→ EXERCISE DETAILS: Find the word "text" in the listing; pull out each line holding it.
-- Start of INPUT ROWS --
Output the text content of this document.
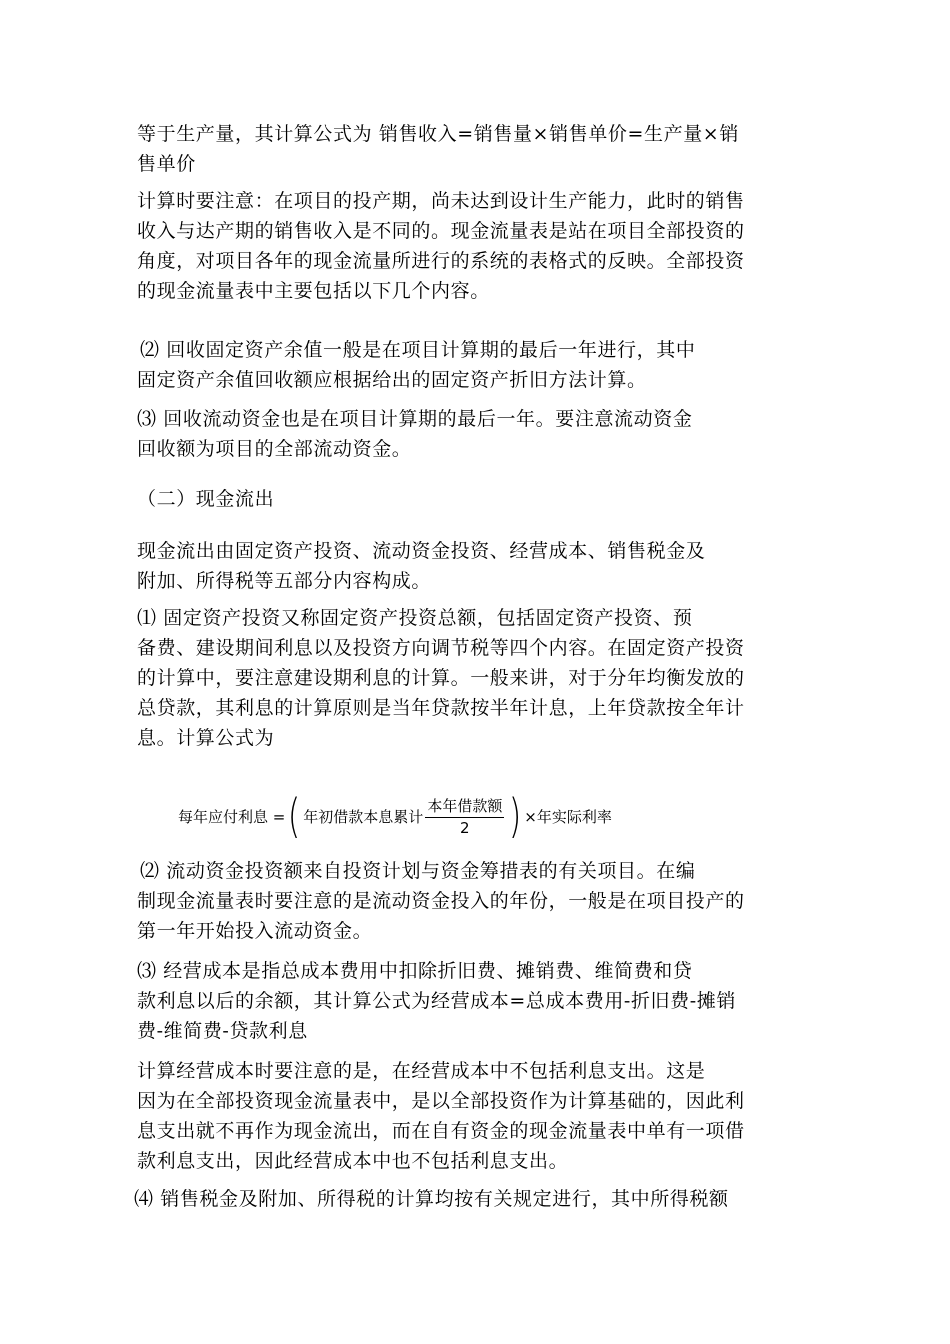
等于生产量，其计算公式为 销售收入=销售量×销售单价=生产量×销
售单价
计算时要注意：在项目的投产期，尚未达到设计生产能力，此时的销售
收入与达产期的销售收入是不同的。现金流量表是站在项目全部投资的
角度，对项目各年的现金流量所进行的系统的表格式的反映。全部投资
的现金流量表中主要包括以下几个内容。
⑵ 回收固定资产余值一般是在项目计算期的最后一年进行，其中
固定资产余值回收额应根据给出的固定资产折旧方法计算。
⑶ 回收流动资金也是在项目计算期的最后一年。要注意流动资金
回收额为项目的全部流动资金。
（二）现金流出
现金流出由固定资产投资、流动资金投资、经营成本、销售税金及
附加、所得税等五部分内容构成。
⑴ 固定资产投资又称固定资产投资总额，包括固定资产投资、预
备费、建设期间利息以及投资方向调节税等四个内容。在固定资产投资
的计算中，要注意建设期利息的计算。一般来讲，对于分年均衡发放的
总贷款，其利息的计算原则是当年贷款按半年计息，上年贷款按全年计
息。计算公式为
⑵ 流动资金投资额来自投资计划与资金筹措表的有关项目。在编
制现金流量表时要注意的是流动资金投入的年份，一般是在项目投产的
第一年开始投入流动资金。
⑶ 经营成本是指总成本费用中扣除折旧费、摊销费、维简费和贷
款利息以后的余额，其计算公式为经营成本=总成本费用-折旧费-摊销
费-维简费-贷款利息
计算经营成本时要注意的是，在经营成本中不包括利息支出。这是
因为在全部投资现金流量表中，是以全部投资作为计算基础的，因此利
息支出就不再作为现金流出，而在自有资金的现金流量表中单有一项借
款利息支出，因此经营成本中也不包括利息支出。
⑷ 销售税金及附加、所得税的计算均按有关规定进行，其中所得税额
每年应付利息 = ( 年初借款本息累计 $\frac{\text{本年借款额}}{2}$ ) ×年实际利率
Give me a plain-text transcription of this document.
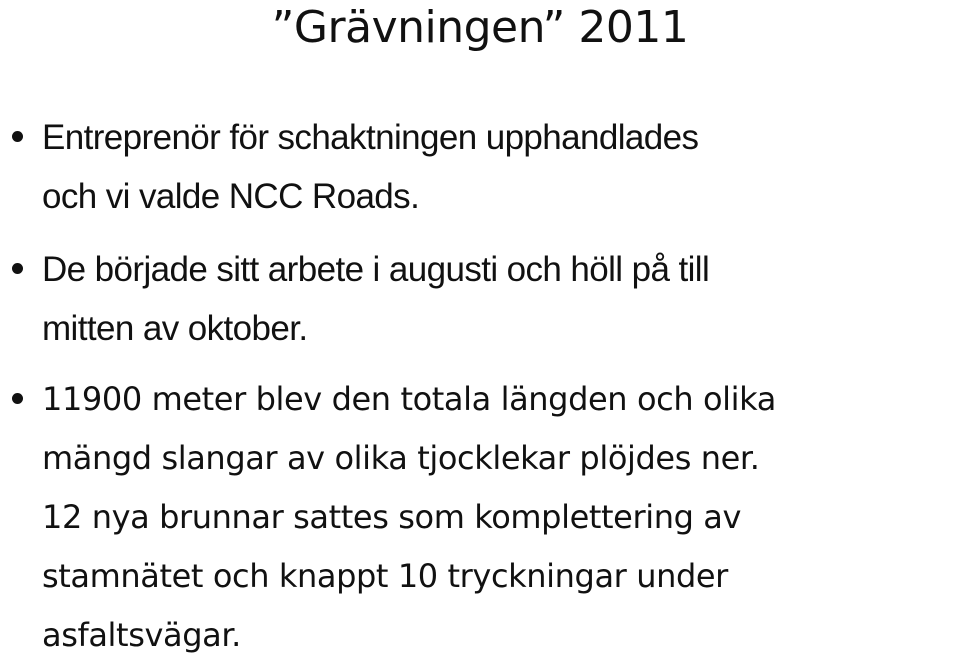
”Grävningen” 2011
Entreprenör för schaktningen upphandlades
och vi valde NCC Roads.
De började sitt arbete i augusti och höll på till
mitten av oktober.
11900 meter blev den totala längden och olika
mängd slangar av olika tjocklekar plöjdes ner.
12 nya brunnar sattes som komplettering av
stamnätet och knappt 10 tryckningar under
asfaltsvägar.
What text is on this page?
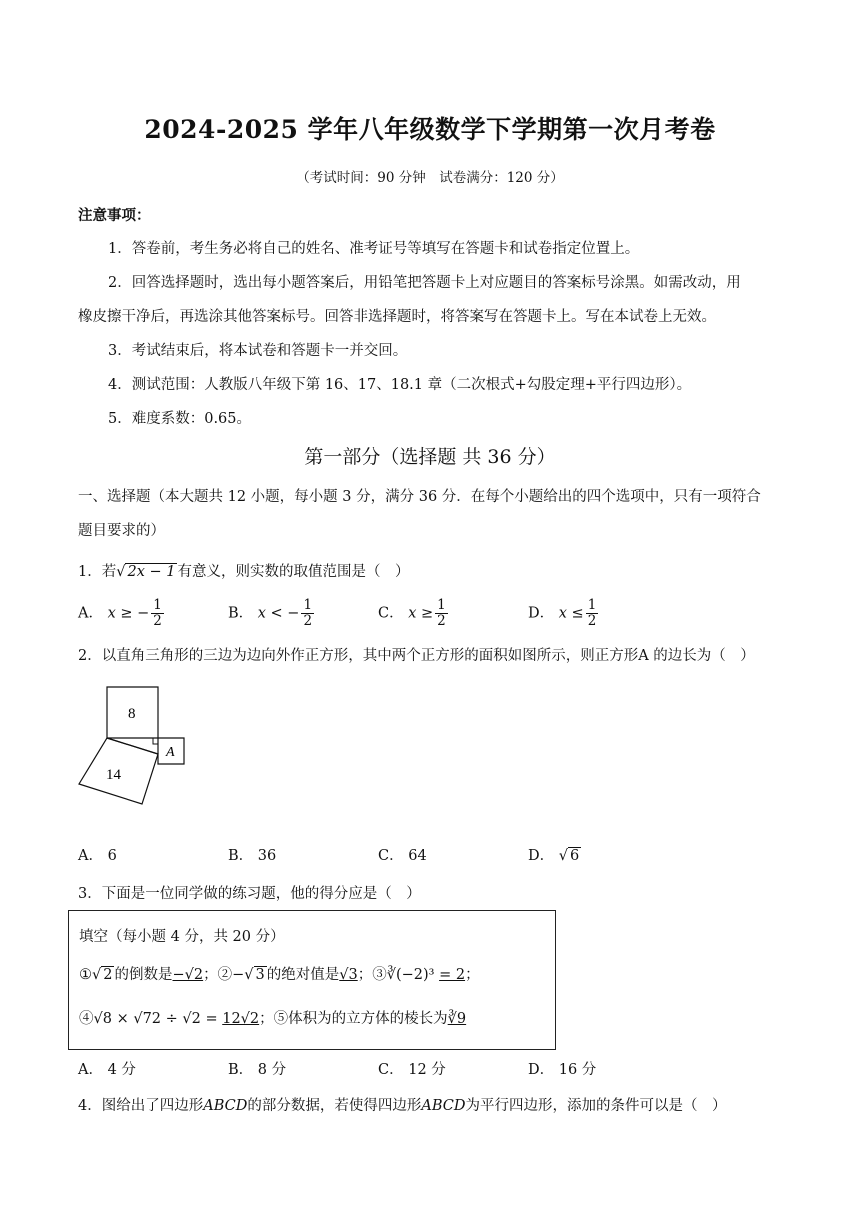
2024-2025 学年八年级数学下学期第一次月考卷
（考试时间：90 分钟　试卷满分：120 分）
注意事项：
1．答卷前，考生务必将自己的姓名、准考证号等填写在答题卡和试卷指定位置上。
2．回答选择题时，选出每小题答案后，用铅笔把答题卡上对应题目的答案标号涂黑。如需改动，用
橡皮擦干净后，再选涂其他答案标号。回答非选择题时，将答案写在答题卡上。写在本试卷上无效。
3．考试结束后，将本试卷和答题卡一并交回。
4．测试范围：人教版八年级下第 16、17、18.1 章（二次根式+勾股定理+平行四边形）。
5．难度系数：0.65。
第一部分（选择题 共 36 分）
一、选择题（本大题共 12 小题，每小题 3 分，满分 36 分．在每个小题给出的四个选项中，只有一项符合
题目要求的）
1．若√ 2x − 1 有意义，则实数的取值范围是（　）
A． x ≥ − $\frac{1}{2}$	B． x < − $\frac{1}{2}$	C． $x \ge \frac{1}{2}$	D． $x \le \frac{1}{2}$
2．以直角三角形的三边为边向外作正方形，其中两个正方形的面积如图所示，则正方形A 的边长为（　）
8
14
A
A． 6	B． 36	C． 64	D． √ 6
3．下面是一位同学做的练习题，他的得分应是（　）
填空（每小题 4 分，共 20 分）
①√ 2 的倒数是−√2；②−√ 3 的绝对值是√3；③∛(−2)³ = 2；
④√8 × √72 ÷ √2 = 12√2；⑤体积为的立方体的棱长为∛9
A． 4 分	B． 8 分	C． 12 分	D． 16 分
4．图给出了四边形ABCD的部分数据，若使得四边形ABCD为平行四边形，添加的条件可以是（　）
-- End of INPUT ROWS --
→ EXERCISE RESULT:
Output the text content of this document.
每年应付利息 = ( 年初借款本息累计 $\frac{\text{本年借款额}}{2}$ ) ×年实际利率
Give me a plain-text transcription of this document.
What text is on this page?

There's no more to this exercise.